** Start **

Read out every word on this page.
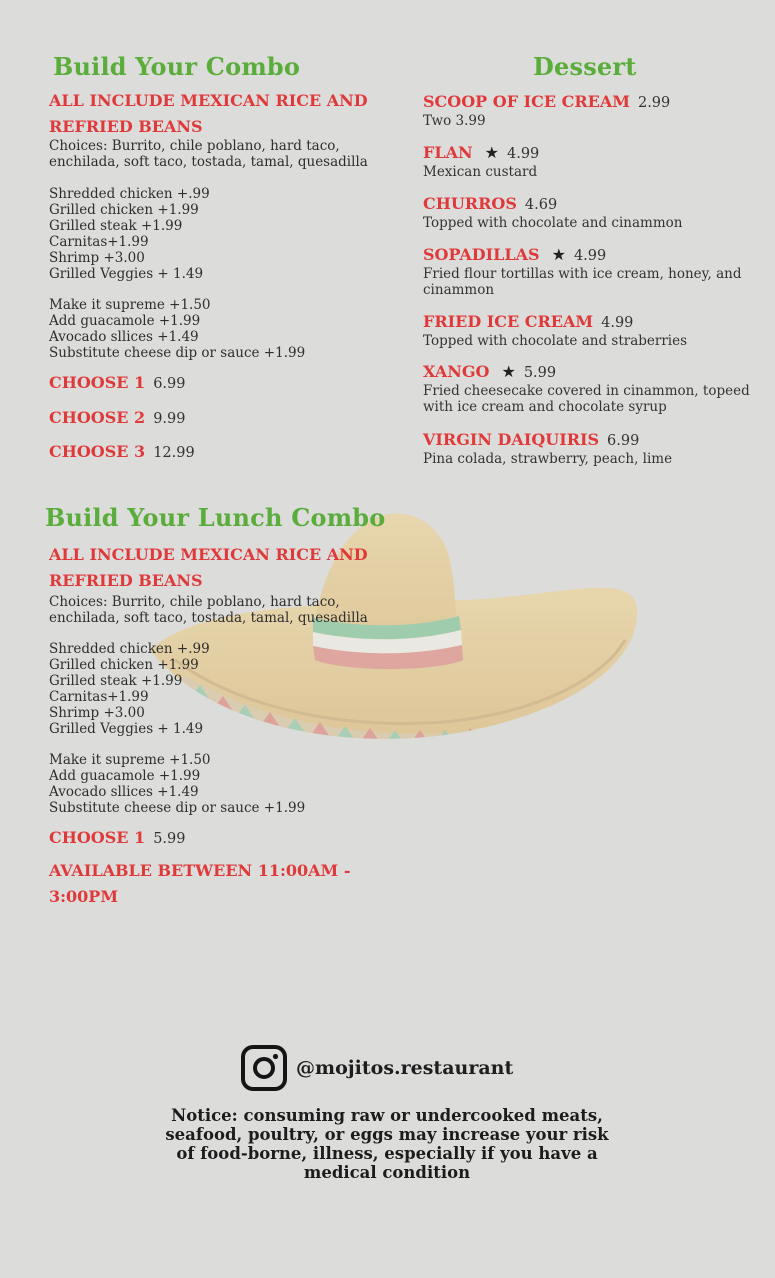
Build Your Combo
ALL INCLUDE MEXICAN RICE AND
REFRIED BEANS
Choices: Burrito, chile poblano, hard taco,
enchilada, soft taco, tostada, tamal, quesadilla
Shredded chicken +.99
Grilled chicken +1.99
Grilled steak +1.99
Carnitas+1.99
Shrimp +3.00
Grilled Veggies + 1.49
Make it supreme +1.50
Add guacamole +1.99
Avocado sllices +1.49
Substitute cheese dip or sauce +1.99
CHOOSE 1 6.99
CHOOSE 2 9.99
CHOOSE 3 12.99
Build Your Lunch Combo
ALL INCLUDE MEXICAN RICE AND
REFRIED BEANS
Choices: Burrito, chile poblano, hard taco,
enchilada, soft taco, tostada, tamal, quesadilla
Shredded chicken +.99
Grilled chicken +1.99
Grilled steak +1.99
Carnitas+1.99
Shrimp +3.00
Grilled Veggies + 1.49
Make it supreme +1.50
Add guacamole +1.99
Avocado sllices +1.49
Substitute cheese dip or sauce +1.99
CHOOSE 1 5.99
AVAILABLE BETWEEN 11:00AM -
3:00PM
Dessert
SCOOP OF ICE CREAM 2.99
Two 3.99
FLAN ★ 4.99
Mexican custard
CHURROS 4.69
Topped with chocolate and cinammon
SOPADILLAS ★ 4.99
Fried flour tortillas with ice cream, honey, and cinammon
FRIED ICE CREAM 4.99
Topped with chocolate and straberries
XANGO ★ 5.99
Fried cheesecake covered in cinammon, topeed with ice cream and chocolate syrup
VIRGIN DAIQUIRIS 6.99
Pina colada, strawberry, peach, lime
@mojitos.restaurant
Notice: consuming raw or undercooked meats,
seafood, poultry, or eggs may increase your risk
of food-borne, illness, especially if you have a
medical condition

** End **

In the listing above, find each line with the word "chocolate" and copy it.

*Complete output*
Topped with chocolate and cinammon
Topped with chocolate and straberries
Fried cheesecake covered in cinammon, topeed with ice cream and chocolate syrup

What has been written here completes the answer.